Some records
»»

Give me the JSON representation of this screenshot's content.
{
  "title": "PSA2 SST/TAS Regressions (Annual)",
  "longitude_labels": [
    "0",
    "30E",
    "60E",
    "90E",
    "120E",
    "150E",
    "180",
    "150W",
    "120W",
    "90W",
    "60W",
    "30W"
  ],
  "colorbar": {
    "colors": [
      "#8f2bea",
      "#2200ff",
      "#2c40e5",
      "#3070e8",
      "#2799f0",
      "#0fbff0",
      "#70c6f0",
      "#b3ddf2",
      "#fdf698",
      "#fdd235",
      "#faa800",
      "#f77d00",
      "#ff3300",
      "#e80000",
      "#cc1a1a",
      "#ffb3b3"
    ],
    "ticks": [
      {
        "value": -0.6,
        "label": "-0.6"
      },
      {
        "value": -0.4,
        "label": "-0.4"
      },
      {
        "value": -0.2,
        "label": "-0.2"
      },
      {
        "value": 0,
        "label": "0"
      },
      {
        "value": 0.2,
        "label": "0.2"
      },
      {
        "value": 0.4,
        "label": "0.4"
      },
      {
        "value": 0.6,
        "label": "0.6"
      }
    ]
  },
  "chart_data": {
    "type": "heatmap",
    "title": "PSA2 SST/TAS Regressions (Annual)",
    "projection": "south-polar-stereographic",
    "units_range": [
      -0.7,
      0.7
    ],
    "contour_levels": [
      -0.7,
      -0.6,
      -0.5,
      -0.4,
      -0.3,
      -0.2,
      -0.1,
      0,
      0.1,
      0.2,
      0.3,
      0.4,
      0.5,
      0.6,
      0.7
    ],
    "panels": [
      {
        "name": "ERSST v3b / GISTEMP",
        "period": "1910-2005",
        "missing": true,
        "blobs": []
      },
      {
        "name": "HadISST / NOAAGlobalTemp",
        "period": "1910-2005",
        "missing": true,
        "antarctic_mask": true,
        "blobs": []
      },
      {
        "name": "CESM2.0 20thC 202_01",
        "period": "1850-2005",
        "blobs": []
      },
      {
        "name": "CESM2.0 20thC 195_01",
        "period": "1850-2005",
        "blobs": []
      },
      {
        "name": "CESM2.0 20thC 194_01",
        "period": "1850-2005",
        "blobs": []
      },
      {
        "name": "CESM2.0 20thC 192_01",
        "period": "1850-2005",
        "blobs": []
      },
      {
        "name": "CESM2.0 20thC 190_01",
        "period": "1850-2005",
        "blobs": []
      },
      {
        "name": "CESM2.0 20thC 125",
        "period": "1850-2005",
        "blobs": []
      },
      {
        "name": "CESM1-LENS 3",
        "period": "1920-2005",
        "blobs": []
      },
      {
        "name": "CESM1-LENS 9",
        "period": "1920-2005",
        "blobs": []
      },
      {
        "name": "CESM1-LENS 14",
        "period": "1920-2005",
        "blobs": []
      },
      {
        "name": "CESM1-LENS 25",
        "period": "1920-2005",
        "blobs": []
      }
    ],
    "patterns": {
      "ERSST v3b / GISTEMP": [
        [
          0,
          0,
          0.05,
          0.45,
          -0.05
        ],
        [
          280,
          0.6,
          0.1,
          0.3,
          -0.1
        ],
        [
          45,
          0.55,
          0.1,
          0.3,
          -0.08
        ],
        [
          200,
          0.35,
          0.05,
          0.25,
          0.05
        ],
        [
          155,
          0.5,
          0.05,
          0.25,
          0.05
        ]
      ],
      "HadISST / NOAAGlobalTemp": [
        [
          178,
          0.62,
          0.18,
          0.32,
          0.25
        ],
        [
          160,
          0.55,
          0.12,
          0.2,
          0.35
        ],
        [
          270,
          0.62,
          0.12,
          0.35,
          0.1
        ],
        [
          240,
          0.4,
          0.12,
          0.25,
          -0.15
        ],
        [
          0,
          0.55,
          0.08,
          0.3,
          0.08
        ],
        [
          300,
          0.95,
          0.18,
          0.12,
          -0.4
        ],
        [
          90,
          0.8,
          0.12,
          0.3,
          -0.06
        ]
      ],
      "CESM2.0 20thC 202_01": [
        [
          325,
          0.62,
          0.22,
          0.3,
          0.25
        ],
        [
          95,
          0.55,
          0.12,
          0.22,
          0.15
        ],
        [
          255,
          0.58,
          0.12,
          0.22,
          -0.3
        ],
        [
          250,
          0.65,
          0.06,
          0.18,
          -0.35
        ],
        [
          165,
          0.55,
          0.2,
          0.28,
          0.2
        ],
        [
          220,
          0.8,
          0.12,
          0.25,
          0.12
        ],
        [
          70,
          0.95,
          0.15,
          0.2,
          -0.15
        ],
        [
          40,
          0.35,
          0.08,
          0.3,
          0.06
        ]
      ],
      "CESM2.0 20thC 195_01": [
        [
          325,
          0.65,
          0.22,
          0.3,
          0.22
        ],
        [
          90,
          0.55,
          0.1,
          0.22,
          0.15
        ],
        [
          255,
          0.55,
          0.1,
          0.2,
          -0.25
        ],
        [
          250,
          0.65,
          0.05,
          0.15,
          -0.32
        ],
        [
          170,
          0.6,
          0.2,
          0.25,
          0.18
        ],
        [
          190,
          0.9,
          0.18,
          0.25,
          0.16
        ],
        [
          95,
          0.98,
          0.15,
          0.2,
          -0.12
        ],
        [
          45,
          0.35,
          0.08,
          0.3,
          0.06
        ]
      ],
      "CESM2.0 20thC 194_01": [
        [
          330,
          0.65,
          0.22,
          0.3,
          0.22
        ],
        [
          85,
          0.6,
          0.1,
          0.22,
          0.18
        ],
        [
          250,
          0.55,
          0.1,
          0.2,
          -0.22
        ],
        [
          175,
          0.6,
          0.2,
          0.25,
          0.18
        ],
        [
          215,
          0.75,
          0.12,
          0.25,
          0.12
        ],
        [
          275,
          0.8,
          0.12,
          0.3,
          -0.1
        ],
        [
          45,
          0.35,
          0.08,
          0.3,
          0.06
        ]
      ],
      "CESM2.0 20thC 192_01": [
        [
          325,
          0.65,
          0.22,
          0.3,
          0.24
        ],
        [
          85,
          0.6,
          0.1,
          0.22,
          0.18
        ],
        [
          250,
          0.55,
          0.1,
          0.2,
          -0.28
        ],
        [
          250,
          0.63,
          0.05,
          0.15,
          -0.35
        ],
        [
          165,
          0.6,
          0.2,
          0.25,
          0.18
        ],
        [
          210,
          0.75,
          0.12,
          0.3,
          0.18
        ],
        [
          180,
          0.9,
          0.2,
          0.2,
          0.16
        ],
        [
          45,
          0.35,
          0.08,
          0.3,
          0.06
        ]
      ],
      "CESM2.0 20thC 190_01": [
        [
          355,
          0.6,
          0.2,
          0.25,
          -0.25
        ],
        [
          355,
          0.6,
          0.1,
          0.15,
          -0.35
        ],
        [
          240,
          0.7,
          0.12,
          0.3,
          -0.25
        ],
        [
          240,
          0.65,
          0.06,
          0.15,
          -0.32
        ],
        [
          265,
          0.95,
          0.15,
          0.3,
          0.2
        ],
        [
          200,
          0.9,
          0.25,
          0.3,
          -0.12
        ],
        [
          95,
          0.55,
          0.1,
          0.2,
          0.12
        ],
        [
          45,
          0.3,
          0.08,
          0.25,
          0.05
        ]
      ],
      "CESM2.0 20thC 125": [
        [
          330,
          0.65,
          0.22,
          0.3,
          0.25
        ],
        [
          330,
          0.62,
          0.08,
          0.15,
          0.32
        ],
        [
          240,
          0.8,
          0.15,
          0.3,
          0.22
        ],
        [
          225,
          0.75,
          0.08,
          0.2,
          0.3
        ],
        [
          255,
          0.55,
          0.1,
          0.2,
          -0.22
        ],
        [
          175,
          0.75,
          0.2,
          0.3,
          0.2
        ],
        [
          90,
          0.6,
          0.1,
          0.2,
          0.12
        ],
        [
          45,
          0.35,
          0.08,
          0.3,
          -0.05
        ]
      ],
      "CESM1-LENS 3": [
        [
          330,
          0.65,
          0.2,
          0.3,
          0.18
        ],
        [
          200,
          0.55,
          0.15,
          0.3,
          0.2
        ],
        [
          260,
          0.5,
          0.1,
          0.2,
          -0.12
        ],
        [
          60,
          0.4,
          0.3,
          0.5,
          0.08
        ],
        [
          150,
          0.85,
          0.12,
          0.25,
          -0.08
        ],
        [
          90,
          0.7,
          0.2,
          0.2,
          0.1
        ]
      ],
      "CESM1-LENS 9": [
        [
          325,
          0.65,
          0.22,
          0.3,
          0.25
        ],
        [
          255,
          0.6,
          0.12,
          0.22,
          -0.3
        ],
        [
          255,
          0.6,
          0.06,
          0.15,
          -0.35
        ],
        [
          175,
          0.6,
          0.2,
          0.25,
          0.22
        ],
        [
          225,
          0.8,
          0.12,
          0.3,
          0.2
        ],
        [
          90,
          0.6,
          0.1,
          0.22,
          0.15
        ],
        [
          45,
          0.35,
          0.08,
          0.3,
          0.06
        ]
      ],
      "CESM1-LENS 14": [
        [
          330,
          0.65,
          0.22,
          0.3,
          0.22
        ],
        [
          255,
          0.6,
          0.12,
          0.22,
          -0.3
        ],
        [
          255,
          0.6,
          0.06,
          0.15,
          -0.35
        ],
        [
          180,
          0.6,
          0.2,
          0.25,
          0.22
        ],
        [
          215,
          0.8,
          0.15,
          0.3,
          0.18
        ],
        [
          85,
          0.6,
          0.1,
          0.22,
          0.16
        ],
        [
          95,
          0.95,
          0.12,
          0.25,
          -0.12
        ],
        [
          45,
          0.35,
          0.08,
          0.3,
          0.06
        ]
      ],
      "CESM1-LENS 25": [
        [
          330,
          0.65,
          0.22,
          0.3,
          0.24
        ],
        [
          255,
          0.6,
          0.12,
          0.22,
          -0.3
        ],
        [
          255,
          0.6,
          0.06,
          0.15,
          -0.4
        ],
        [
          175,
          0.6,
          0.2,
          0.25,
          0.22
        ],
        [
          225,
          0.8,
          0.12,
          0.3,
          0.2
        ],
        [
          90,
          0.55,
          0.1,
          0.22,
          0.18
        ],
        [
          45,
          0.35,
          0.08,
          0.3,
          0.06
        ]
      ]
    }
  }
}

««

▸ **Exercise directions**: Extract all lines of the records above that include "name".

▸ **The answer**:
        "name": "ERSST v3b / GISTEMP",
        "name": "HadISST / NOAAGlobalTemp",
        "name": "CESM2.0 20thC 202_01",
        "name": "CESM2.0 20thC 195_01",
        "name": "CESM2.0 20thC 194_01",
        "name": "CESM2.0 20thC 192_01",
        "name": "CESM2.0 20thC 190_01",
        "name": "CESM2.0 20thC 125",
        "name": "CESM1-LENS 3",
        "name": "CESM1-LENS 9",
        "name": "CESM1-LENS 14",
        "name": "CESM1-LENS 25",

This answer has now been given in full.